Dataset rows
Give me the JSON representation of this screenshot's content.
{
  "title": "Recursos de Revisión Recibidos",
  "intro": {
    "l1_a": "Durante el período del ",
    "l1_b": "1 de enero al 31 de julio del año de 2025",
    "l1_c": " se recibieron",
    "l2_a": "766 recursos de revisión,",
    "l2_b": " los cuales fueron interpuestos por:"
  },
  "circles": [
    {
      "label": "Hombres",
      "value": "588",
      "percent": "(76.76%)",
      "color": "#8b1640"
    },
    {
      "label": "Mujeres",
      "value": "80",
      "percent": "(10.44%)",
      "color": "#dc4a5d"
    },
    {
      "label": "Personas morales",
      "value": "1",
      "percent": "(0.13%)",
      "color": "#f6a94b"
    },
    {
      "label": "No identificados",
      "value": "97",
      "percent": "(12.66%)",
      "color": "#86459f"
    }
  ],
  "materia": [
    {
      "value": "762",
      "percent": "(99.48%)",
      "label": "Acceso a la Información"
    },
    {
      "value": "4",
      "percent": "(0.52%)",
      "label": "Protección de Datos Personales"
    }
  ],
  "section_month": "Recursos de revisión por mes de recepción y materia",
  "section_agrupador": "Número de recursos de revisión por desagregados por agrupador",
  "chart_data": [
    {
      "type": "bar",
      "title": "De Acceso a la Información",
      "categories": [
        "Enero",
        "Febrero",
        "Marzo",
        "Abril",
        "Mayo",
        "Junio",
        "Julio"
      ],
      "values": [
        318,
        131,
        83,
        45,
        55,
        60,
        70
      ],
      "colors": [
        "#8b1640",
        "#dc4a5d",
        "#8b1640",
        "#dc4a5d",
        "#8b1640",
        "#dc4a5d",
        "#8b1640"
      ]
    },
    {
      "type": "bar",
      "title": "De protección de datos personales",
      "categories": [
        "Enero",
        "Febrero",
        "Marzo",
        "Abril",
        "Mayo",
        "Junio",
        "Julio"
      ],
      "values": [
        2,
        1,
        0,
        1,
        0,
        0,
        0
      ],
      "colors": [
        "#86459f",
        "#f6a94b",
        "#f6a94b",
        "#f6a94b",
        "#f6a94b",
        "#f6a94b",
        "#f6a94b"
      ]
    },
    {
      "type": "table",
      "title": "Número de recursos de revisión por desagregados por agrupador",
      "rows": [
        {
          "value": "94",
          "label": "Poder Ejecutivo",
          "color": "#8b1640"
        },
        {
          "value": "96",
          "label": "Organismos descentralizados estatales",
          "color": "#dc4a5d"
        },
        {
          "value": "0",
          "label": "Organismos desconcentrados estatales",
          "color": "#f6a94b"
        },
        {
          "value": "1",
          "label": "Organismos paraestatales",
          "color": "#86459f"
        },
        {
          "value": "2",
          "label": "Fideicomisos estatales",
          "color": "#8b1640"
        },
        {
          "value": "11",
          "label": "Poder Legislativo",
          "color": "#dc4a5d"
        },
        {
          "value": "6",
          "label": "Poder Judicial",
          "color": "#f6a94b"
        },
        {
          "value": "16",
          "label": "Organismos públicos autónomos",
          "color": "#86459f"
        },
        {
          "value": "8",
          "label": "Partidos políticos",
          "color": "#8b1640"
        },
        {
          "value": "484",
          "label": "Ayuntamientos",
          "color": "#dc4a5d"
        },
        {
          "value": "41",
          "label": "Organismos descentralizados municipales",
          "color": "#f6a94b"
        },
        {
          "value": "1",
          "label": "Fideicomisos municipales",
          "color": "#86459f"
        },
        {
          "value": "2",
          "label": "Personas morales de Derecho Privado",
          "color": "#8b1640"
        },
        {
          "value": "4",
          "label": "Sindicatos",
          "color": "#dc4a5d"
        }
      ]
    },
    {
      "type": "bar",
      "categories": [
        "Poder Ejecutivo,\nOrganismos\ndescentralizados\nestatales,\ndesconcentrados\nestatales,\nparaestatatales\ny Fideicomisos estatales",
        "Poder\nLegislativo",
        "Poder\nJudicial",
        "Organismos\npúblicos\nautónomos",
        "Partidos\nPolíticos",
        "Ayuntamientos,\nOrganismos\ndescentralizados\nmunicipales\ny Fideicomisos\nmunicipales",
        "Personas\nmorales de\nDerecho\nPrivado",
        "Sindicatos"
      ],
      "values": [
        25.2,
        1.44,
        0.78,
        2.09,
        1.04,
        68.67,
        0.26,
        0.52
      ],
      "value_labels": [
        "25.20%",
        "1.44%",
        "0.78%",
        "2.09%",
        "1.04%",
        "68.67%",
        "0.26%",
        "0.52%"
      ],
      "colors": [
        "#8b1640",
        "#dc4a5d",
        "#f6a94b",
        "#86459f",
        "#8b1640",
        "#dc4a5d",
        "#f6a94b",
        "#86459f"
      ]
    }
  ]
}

§ **Task objective**
Make an exact copy of all the data.

§ **Response to this exercise**
Give me the JSON representation of this screenshot's content.
{
  "title": "Recursos de Revisión Recibidos",
  "intro": {
    "l1_a": "Durante el período del ",
    "l1_b": "1 de enero al 31 de julio del año de 2025",
    "l1_c": " se recibieron",
    "l2_a": "766 recursos de revisión,",
    "l2_b": " los cuales fueron interpuestos por:"
  },
  "circles": [
    {
      "label": "Hombres",
      "value": "588",
      "percent": "(76.76%)",
      "color": "#8b1640"
    },
    {
      "label": "Mujeres",
      "value": "80",
      "percent": "(10.44%)",
      "color": "#dc4a5d"
    },
    {
      "label": "Personas morales",
      "value": "1",
      "percent": "(0.13%)",
      "color": "#f6a94b"
    },
    {
      "label": "No identificados",
      "value": "97",
      "percent": "(12.66%)",
      "color": "#86459f"
    }
  ],
  "materia": [
    {
      "value": "762",
      "percent": "(99.48%)",
      "label": "Acceso a la Información"
    },
    {
      "value": "4",
      "percent": "(0.52%)",
      "label": "Protección de Datos Personales"
    }
  ],
  "section_month": "Recursos de revisión por mes de recepción y materia",
  "section_agrupador": "Número de recursos de revisión por desagregados por agrupador",
  "chart_data": [
    {
      "type": "bar",
      "title": "De Acceso a la Información",
      "categories": [
        "Enero",
        "Febrero",
        "Marzo",
        "Abril",
        "Mayo",
        "Junio",
        "Julio"
      ],
      "values": [
        318,
        131,
        83,
        45,
        55,
        60,
        70
      ],
      "colors": [
        "#8b1640",
        "#dc4a5d",
        "#8b1640",
        "#dc4a5d",
        "#8b1640",
        "#dc4a5d",
        "#8b1640"
      ]
    },
    {
      "type": "bar",
      "title": "De protección de datos personales",
      "categories": [
        "Enero",
        "Febrero",
        "Marzo",
        "Abril",
        "Mayo",
        "Junio",
        "Julio"
      ],
      "values": [
        2,
        1,
        0,
        1,
        0,
        0,
        0
      ],
      "colors": [
        "#86459f",
        "#f6a94b",
        "#f6a94b",
        "#f6a94b",
        "#f6a94b",
        "#f6a94b",
        "#f6a94b"
      ]
    },
    {
      "type": "table",
      "title": "Número de recursos de revisión por desagregados por agrupador",
      "rows": [
        {
          "value": "94",
          "label": "Poder Ejecutivo",
          "color": "#8b1640"
        },
        {
          "value": "96",
          "label": "Organismos descentralizados estatales",
          "color": "#dc4a5d"
        },
        {
          "value": "0",
          "label": "Organismos desconcentrados estatales",
          "color": "#f6a94b"
        },
        {
          "value": "1",
          "label": "Organismos paraestatales",
          "color": "#86459f"
        },
        {
          "value": "2",
          "label": "Fideicomisos estatales",
          "color": "#8b1640"
        },
        {
          "value": "11",
          "label": "Poder Legislativo",
          "color": "#dc4a5d"
        },
        {
          "value": "6",
          "label": "Poder Judicial",
          "color": "#f6a94b"
        },
        {
          "value": "16",
          "label": "Organismos públicos autónomos",
          "color": "#86459f"
        },
        {
          "value": "8",
          "label": "Partidos políticos",
          "color": "#8b1640"
        },
        {
          "value": "484",
          "label": "Ayuntamientos",
          "color": "#dc4a5d"
        },
        {
          "value": "41",
          "label": "Organismos descentralizados municipales",
          "color": "#f6a94b"
        },
        {
          "value": "1",
          "label": "Fideicomisos municipales",
          "color": "#86459f"
        },
        {
          "value": "2",
          "label": "Personas morales de Derecho Privado",
          "color": "#8b1640"
        },
        {
          "value": "4",
          "label": "Sindicatos",
          "color": "#dc4a5d"
        }
      ]
    },
    {
      "type": "bar",
      "categories": [
        "Poder Ejecutivo,\nOrganismos\ndescentralizados\nestatales,\ndesconcentrados\nestatales,\nparaestatatales\ny Fideicomisos estatales",
        "Poder\nLegislativo",
        "Poder\nJudicial",
        "Organismos\npúblicos\nautónomos",
        "Partidos\nPolíticos",
        "Ayuntamientos,\nOrganismos\ndescentralizados\nmunicipales\ny Fideicomisos\nmunicipales",
        "Personas\nmorales de\nDerecho\nPrivado",
        "Sindicatos"
      ],
      "values": [
        25.2,
        1.44,
        0.78,
        2.09,
        1.04,
        68.67,
        0.26,
        0.52
      ],
      "value_labels": [
        "25.20%",
        "1.44%",
        "0.78%",
        "2.09%",
        "1.04%",
        "68.67%",
        "0.26%",
        "0.52%"
      ],
      "colors": [
        "#8b1640",
        "#dc4a5d",
        "#f6a94b",
        "#86459f",
        "#8b1640",
        "#dc4a5d",
        "#f6a94b",
        "#86459f"
      ]
    }
  ]
}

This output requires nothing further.